begin Information provided
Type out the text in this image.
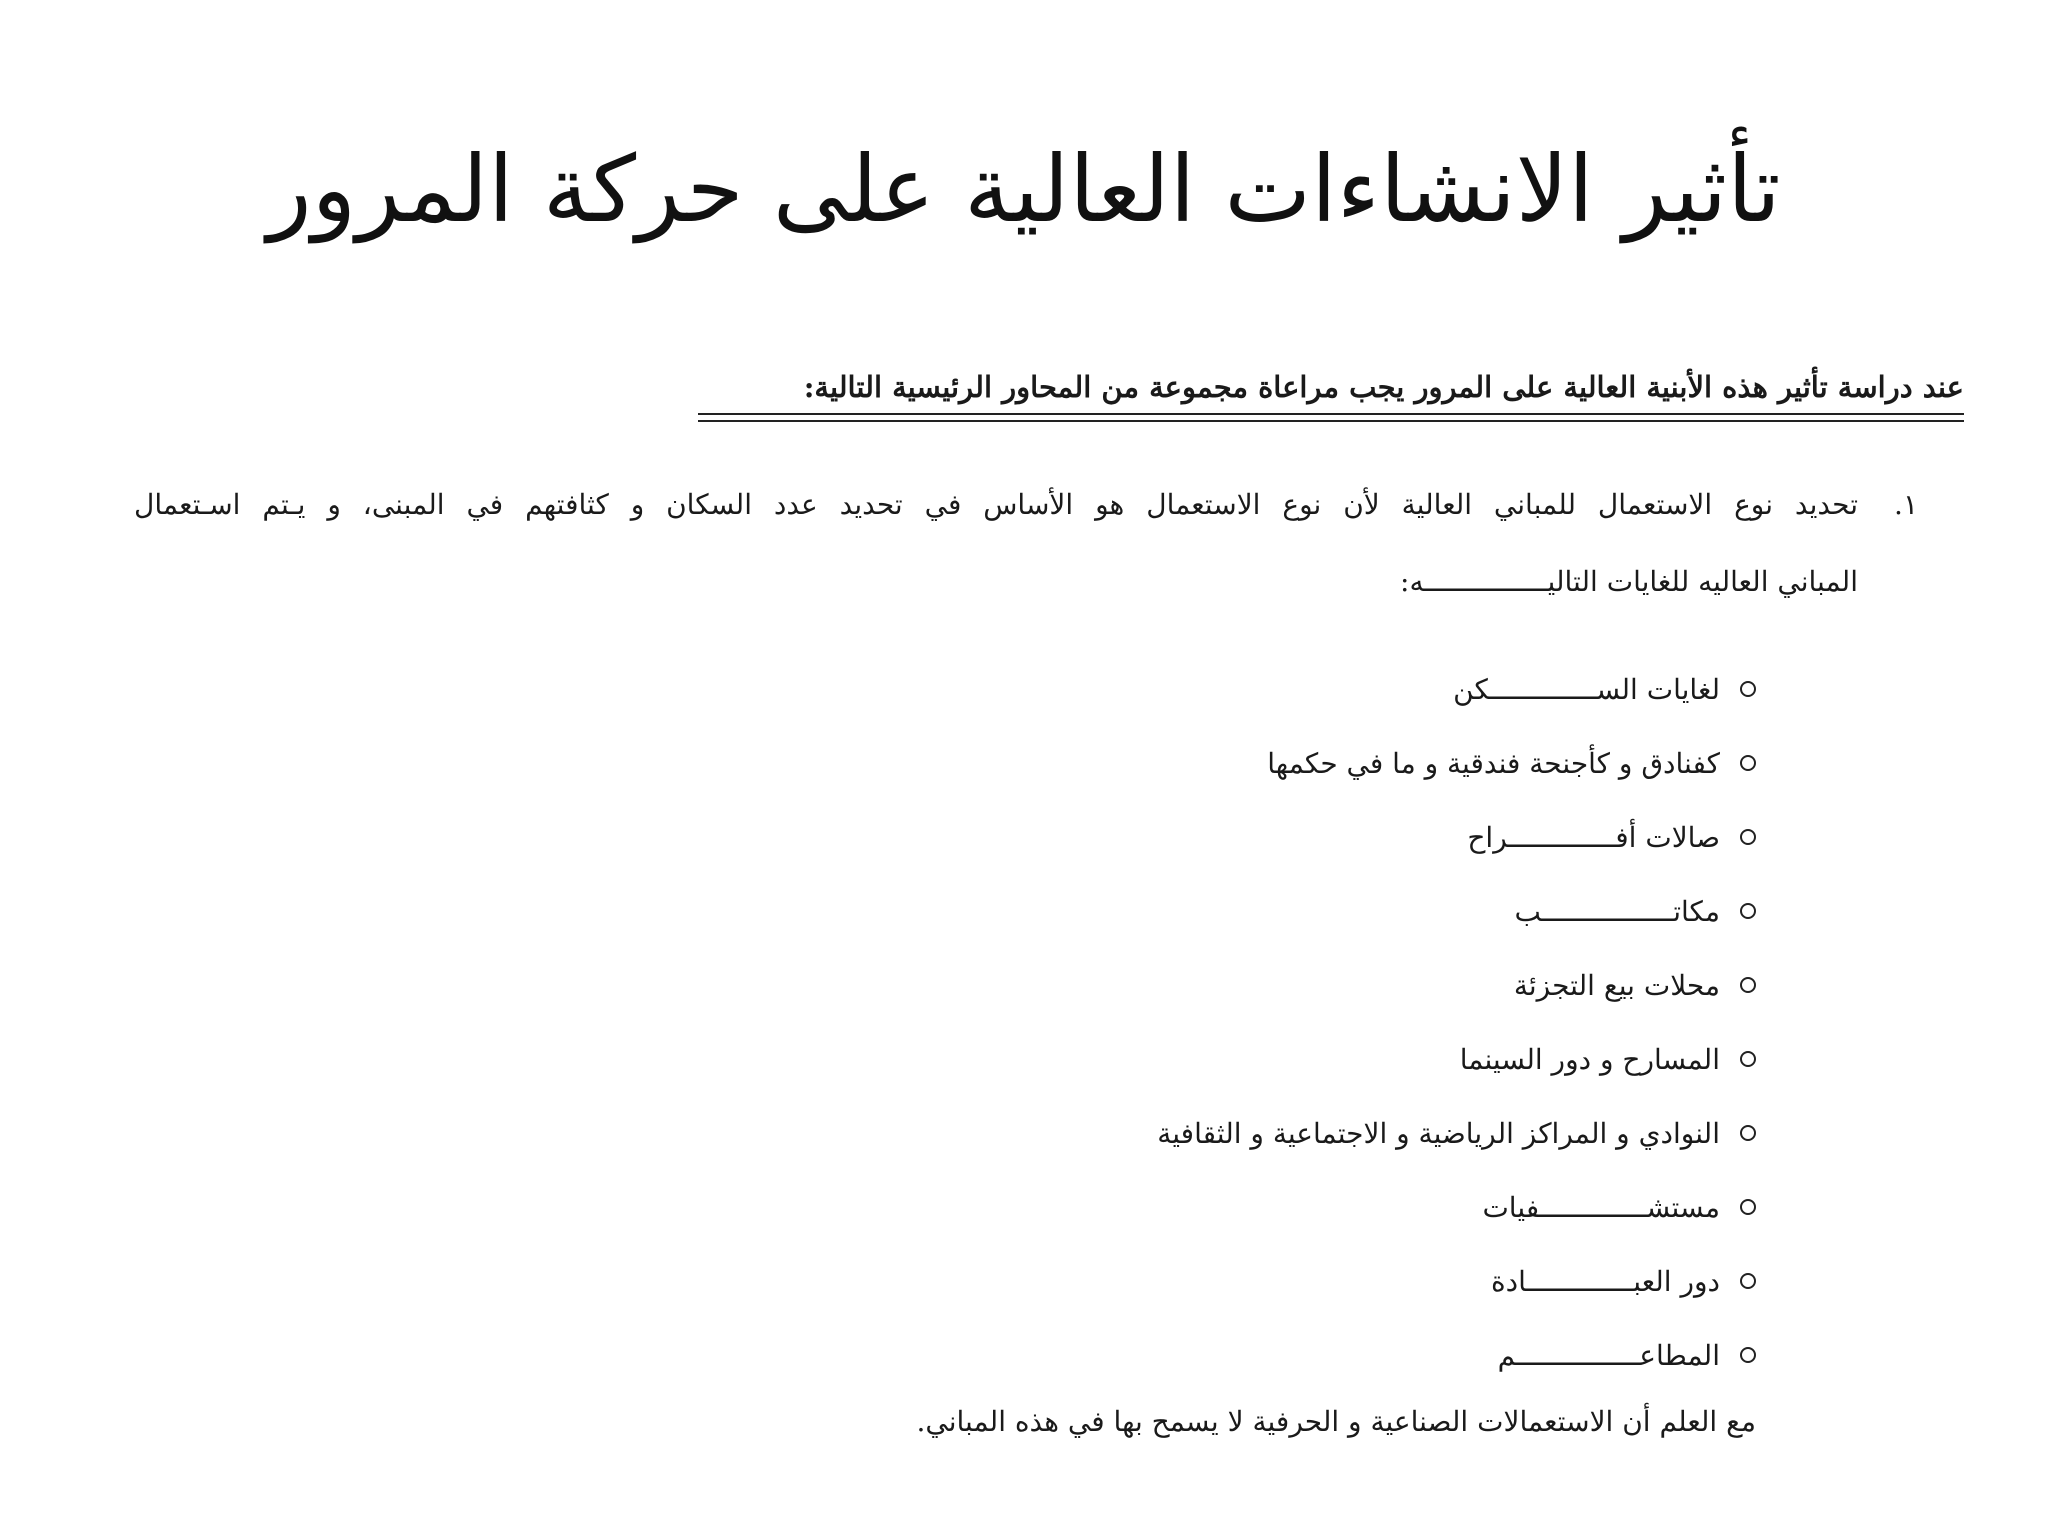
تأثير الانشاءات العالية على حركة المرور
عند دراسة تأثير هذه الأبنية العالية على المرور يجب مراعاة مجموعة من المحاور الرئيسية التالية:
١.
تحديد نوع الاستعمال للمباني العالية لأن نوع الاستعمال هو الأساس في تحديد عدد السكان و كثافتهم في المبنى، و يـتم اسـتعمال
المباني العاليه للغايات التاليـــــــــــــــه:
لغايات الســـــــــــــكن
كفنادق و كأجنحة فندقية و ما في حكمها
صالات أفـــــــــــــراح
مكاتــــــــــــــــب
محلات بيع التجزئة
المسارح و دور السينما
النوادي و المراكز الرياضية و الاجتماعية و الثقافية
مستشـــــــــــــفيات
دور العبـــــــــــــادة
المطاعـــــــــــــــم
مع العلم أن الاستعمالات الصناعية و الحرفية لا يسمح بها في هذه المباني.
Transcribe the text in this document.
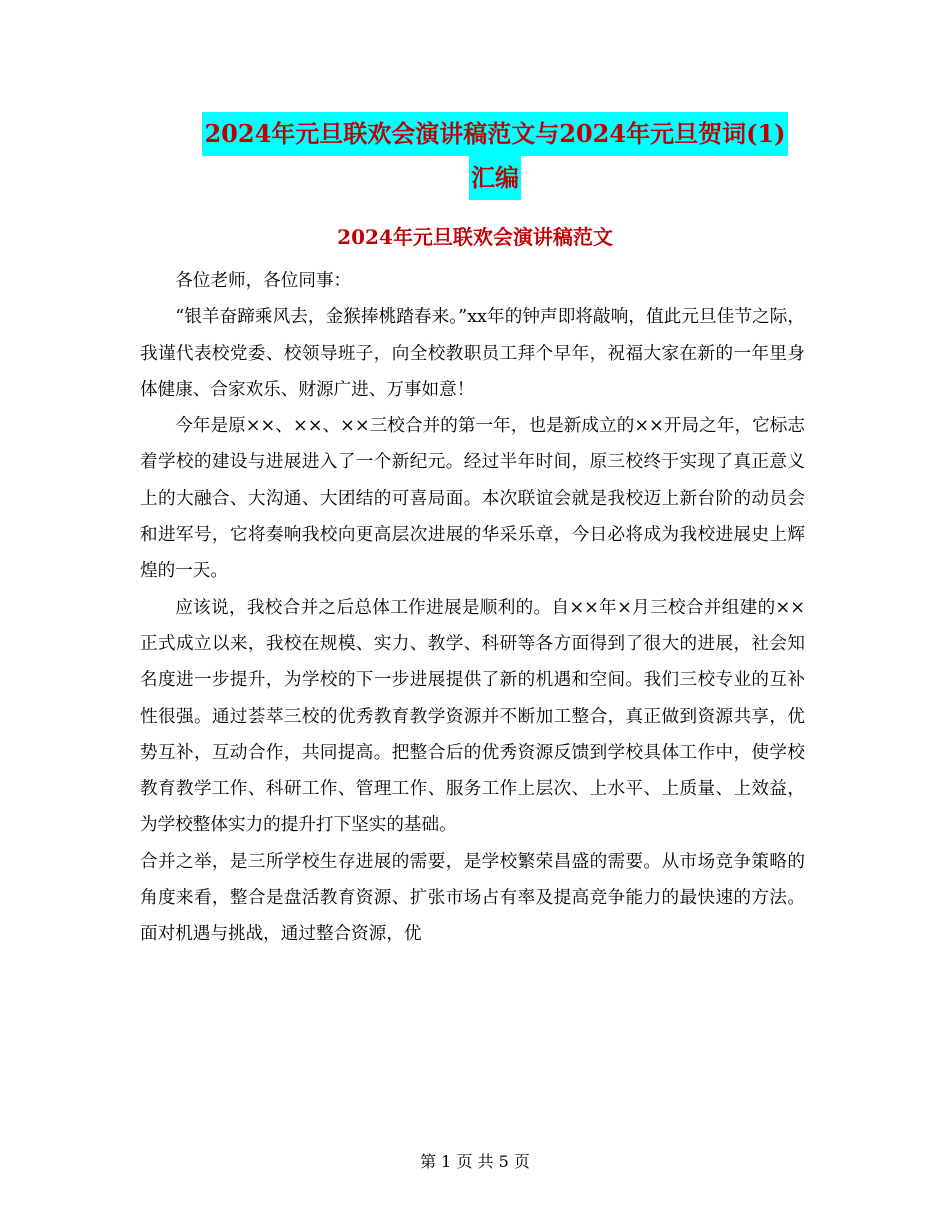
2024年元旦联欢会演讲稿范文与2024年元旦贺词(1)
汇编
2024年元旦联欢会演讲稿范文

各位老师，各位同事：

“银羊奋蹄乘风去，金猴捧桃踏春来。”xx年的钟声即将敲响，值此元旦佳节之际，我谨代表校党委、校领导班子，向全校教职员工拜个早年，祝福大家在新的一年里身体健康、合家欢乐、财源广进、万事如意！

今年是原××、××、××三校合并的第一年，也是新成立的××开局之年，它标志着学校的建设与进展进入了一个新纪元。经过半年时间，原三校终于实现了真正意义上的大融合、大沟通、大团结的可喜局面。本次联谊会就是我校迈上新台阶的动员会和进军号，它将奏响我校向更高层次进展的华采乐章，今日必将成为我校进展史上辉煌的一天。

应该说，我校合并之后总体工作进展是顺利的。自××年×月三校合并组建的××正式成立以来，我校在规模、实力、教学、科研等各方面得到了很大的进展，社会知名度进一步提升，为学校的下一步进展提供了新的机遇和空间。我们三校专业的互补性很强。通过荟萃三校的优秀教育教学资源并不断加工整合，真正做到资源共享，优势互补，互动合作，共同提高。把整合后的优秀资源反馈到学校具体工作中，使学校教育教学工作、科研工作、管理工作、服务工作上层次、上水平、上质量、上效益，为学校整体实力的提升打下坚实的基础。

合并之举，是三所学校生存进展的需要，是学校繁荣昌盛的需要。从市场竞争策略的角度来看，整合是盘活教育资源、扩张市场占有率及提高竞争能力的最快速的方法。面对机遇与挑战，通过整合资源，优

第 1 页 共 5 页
end Information provided
• [Challenge]:
Omit the pictures. Transcribe every record exactly.

• [Result below]:
Type out the text in this image.
تأثير الانشاءات العالية على حركة المرور
عند دراسة تأثير هذه الأبنية العالية على المرور يجب مراعاة مجموعة من المحاور الرئيسية التالية:
١.
تحديد نوع الاستعمال للمباني العالية لأن نوع الاستعمال هو الأساس في تحديد عدد السكان و كثافتهم في المبنى، و يـتم اسـتعمال
المباني العاليه للغايات التاليـــــــــــــــه:
لغايات الســـــــــــــكن
كفنادق و كأجنحة فندقية و ما في حكمها
صالات أفـــــــــــــراح
مكاتــــــــــــــــب
محلات بيع التجزئة
المسارح و دور السينما
النوادي و المراكز الرياضية و الاجتماعية و الثقافية
مستشـــــــــــــفيات
دور العبـــــــــــــادة
المطاعـــــــــــــــم
مع العلم أن الاستعمالات الصناعية و الحرفية لا يسمح بها في هذه المباني.
Transcribe the text in this document.
2024年元旦联欢会演讲稿范文与2024年元旦贺词(1)
汇编
2024年元旦联欢会演讲稿范文

各位老师，各位同事：

“银羊奋蹄乘风去，金猴捧桃踏春来。”xx年的钟声即将敲响，值此元旦佳节之际，我谨代表校党委、校领导班子，向全校教职员工拜个早年，祝福大家在新的一年里身体健康、合家欢乐、财源广进、万事如意！

今年是原××、××、××三校合并的第一年，也是新成立的××开局之年，它标志着学校的建设与进展进入了一个新纪元。经过半年时间，原三校终于实现了真正意义上的大融合、大沟通、大团结的可喜局面。本次联谊会就是我校迈上新台阶的动员会和进军号，它将奏响我校向更高层次进展的华采乐章，今日必将成为我校进展史上辉煌的一天。

应该说，我校合并之后总体工作进展是顺利的。自××年×月三校合并组建的××正式成立以来，我校在规模、实力、教学、科研等各方面得到了很大的进展，社会知名度进一步提升，为学校的下一步进展提供了新的机遇和空间。我们三校专业的互补性很强。通过荟萃三校的优秀教育教学资源并不断加工整合，真正做到资源共享，优势互补，互动合作，共同提高。把整合后的优秀资源反馈到学校具体工作中，使学校教育教学工作、科研工作、管理工作、服务工作上层次、上水平、上质量、上效益，为学校整体实力的提升打下坚实的基础。

合并之举，是三所学校生存进展的需要，是学校繁荣昌盛的需要。从市场竞争策略的角度来看，整合是盘活教育资源、扩张市场占有率及提高竞争能力的最快速的方法。面对机遇与挑战，通过整合资源，优

第 1 页 共 5 页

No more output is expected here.